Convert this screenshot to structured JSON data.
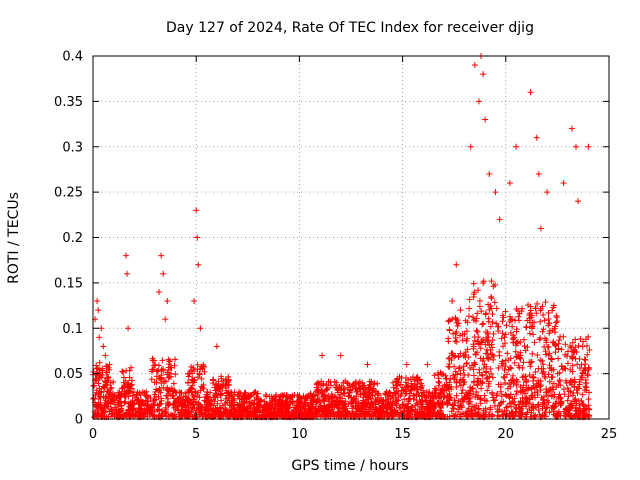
{
  "chart_data": {
    "type": "scatter",
    "title": "Day 127 of 2024, Rate Of TEC Index for receiver djig",
    "xlabel": "GPS time / hours",
    "ylabel": "ROTI / TECUs",
    "xlim": [
      0,
      25
    ],
    "ylim": [
      0,
      0.4
    ],
    "xticks": [
      "0",
      "5",
      "10",
      "15",
      "20",
      "25"
    ],
    "xtick_values": [
      0,
      5,
      10,
      15,
      20,
      25
    ],
    "yticks": [
      "0",
      "0.05",
      "0.1",
      "0.15",
      "0.2",
      "0.25",
      "0.3",
      "0.35",
      "0.4"
    ],
    "ytick_values": [
      0,
      0.05,
      0.1,
      0.15,
      0.2,
      0.25,
      0.3,
      0.35,
      0.4
    ],
    "grid": true,
    "marker": "+",
    "color": "#ff0000",
    "series": [
      {
        "name": "ROTI",
        "x": [
          0.1,
          0.2,
          0.25,
          0.3,
          0.4,
          0.5,
          0.6,
          0.8,
          1.6,
          1.65,
          1.7,
          3.2,
          3.3,
          3.4,
          3.5,
          3.6,
          4.9,
          5.0,
          5.05,
          5.1,
          5.2,
          6.0,
          11.1,
          12.0,
          13.3,
          15.2,
          16.2,
          17.4,
          17.6,
          17.8,
          18.3,
          18.5,
          18.7,
          18.8,
          18.9,
          19.0,
          19.2,
          19.5,
          19.7,
          20.2,
          20.5,
          21.2,
          21.5,
          21.6,
          21.7,
          22.0,
          22.8,
          23.2,
          23.4,
          23.5,
          24.0
        ],
        "y": [
          0.11,
          0.13,
          0.12,
          0.09,
          0.1,
          0.08,
          0.07,
          0.06,
          0.18,
          0.16,
          0.1,
          0.14,
          0.18,
          0.16,
          0.11,
          0.13,
          0.13,
          0.23,
          0.2,
          0.17,
          0.1,
          0.08,
          0.07,
          0.07,
          0.06,
          0.06,
          0.06,
          0.13,
          0.17,
          0.12,
          0.3,
          0.39,
          0.35,
          0.4,
          0.38,
          0.33,
          0.27,
          0.25,
          0.22,
          0.26,
          0.3,
          0.36,
          0.31,
          0.27,
          0.21,
          0.25,
          0.26,
          0.32,
          0.3,
          0.24,
          0.3
        ]
      }
    ]
  }
}
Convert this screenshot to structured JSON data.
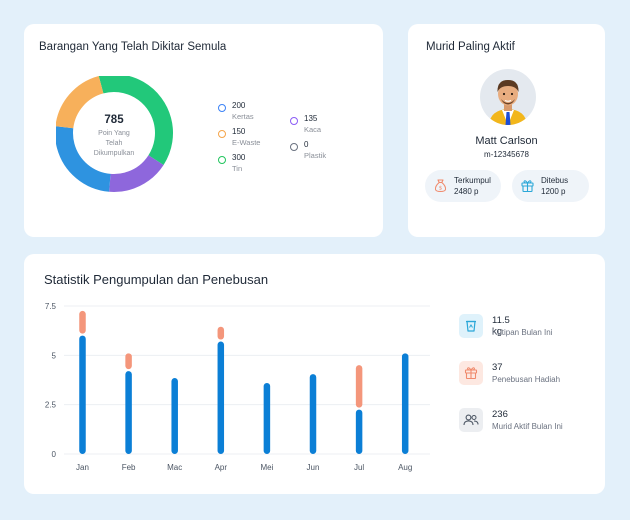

## Written exercise
Every line is to be duplicated exactly, though pictures stay out.

## The result
Convert this screenshot to structured JSON data.
{
  "chart_data": {
    "type": "scatter",
    "title": "Day 127 of 2024, Rate Of TEC Index for receiver djig",
    "xlabel": "GPS time / hours",
    "ylabel": "ROTI / TECUs",
    "xlim": [
      0,
      25
    ],
    "ylim": [
      0,
      0.4
    ],
    "xticks": [
      "0",
      "5",
      "10",
      "15",
      "20",
      "25"
    ],
    "xtick_values": [
      0,
      5,
      10,
      15,
      20,
      25
    ],
    "yticks": [
      "0",
      "0.05",
      "0.1",
      "0.15",
      "0.2",
      "0.25",
      "0.3",
      "0.35",
      "0.4"
    ],
    "ytick_values": [
      0,
      0.05,
      0.1,
      0.15,
      0.2,
      0.25,
      0.3,
      0.35,
      0.4
    ],
    "grid": true,
    "marker": "+",
    "color": "#ff0000",
    "series": [
      {
        "name": "ROTI",
        "x": [
          0.1,
          0.2,
          0.25,
          0.3,
          0.4,
          0.5,
          0.6,
          0.8,
          1.6,
          1.65,
          1.7,
          3.2,
          3.3,
          3.4,
          3.5,
          3.6,
          4.9,
          5.0,
          5.05,
          5.1,
          5.2,
          6.0,
          11.1,
          12.0,
          13.3,
          15.2,
          16.2,
          17.4,
          17.6,
          17.8,
          18.3,
          18.5,
          18.7,
          18.8,
          18.9,
          19.0,
          19.2,
          19.5,
          19.7,
          20.2,
          20.5,
          21.2,
          21.5,
          21.6,
          21.7,
          22.0,
          22.8,
          23.2,
          23.4,
          23.5,
          24.0
        ],
        "y": [
          0.11,
          0.13,
          0.12,
          0.09,
          0.1,
          0.08,
          0.07,
          0.06,
          0.18,
          0.16,
          0.1,
          0.14,
          0.18,
          0.16,
          0.11,
          0.13,
          0.13,
          0.23,
          0.2,
          0.17,
          0.1,
          0.08,
          0.07,
          0.07,
          0.06,
          0.06,
          0.06,
          0.13,
          0.17,
          0.12,
          0.3,
          0.39,
          0.35,
          0.4,
          0.38,
          0.33,
          0.27,
          0.25,
          0.22,
          0.26,
          0.3,
          0.36,
          0.31,
          0.27,
          0.21,
          0.25,
          0.26,
          0.32,
          0.3,
          0.24,
          0.3
        ]
      }
    ]
  }
}
Convert this screenshot to structured JSON data.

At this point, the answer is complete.